* [Problem]: Find the string "tikka" in the entries and copy each line that has it.

[Chart and figure data]
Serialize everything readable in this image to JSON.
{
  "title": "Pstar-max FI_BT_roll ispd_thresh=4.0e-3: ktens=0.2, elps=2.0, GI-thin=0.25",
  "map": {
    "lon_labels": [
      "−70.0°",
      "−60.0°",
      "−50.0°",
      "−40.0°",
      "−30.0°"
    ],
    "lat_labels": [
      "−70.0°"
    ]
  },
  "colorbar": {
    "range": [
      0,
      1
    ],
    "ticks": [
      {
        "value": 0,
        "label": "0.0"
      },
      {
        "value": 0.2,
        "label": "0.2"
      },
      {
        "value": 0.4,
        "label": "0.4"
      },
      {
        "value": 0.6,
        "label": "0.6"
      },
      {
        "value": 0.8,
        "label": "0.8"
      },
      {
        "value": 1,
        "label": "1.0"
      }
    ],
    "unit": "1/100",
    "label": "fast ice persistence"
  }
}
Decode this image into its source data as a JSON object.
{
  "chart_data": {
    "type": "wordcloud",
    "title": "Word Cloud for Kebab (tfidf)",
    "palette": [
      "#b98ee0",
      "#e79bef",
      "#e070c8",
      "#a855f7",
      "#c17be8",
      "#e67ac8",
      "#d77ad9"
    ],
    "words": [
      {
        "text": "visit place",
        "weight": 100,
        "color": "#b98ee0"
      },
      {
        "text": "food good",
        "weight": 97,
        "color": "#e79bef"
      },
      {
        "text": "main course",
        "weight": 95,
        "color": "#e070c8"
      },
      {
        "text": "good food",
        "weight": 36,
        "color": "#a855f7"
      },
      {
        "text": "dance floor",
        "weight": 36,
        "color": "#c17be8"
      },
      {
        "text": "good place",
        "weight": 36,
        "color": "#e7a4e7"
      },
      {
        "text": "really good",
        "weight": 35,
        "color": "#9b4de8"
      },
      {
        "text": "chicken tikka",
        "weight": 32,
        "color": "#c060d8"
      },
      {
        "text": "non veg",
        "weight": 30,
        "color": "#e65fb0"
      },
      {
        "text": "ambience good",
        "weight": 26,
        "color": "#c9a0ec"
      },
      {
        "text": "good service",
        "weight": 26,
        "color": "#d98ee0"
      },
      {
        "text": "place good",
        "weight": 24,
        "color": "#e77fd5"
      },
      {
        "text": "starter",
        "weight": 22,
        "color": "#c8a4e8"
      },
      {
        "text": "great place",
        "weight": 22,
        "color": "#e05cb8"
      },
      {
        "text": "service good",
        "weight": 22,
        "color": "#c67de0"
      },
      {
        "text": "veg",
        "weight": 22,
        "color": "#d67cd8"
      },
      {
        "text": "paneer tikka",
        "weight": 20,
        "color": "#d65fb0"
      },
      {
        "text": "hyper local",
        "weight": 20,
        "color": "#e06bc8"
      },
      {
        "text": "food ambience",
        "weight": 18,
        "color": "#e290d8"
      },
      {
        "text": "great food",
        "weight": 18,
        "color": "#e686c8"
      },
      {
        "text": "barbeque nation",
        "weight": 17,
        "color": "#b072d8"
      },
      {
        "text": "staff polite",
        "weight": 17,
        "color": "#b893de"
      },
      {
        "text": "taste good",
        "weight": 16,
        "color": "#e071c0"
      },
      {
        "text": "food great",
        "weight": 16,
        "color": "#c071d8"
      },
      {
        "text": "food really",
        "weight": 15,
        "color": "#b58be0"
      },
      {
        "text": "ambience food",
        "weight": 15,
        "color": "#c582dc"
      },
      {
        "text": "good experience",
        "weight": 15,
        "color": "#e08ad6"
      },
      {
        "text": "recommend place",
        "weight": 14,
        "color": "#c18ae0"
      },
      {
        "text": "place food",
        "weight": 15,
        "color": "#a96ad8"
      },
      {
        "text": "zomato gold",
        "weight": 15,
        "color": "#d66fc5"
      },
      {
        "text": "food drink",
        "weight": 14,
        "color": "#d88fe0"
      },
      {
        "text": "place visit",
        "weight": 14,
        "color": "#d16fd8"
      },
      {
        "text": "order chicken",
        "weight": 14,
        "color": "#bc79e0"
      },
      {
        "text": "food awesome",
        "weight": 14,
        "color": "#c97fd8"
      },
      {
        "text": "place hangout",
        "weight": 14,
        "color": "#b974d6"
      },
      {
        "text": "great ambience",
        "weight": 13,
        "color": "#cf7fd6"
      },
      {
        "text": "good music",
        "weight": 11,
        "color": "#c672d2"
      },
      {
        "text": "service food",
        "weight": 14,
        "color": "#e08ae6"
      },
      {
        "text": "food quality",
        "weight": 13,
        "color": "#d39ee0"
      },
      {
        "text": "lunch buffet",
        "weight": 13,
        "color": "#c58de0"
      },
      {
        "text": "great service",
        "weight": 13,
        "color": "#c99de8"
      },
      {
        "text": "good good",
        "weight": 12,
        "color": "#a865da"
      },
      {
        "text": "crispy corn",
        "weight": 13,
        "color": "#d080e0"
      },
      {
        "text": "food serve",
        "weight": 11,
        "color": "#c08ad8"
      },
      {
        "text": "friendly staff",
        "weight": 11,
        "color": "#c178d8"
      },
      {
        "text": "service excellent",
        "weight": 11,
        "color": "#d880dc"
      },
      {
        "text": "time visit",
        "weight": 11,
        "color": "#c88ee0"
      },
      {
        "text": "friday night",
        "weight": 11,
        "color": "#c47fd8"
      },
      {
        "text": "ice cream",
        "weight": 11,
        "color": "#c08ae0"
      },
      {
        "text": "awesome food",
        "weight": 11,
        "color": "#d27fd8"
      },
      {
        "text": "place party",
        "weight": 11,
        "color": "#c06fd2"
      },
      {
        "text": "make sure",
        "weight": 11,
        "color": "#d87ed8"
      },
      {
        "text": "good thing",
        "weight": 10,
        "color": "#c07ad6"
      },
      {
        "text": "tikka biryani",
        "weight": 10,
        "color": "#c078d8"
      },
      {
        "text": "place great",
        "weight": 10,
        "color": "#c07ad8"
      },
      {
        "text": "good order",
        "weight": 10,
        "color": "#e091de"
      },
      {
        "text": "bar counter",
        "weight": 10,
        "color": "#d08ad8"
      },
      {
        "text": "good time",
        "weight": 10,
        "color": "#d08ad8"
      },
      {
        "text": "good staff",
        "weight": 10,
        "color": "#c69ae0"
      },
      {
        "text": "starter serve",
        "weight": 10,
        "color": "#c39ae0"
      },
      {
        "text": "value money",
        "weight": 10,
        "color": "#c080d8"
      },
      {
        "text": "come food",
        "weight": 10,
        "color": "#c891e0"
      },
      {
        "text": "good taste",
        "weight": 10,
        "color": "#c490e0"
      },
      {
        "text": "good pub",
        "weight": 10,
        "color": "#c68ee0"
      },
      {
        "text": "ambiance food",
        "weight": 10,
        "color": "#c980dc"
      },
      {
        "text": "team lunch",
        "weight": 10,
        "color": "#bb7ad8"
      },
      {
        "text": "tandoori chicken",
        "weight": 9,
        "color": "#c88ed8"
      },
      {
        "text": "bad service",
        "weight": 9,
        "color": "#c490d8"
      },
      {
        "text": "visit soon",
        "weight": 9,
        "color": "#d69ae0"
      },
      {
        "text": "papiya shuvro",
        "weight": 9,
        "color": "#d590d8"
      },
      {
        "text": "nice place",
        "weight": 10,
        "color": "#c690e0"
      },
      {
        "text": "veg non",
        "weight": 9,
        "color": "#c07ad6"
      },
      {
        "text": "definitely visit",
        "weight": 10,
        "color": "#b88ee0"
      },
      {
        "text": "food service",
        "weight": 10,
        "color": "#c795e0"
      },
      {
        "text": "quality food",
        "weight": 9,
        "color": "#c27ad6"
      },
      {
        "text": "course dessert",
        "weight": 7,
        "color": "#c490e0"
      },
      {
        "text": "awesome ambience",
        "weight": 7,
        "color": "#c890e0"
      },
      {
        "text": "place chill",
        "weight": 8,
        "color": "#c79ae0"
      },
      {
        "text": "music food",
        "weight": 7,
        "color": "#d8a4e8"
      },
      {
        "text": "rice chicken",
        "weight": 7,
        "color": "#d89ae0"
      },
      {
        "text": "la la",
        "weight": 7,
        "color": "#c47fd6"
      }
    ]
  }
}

* [Result below]:
        "text": "chicken tikka",
        "text": "paneer tikka",
        "text": "tikka biryani",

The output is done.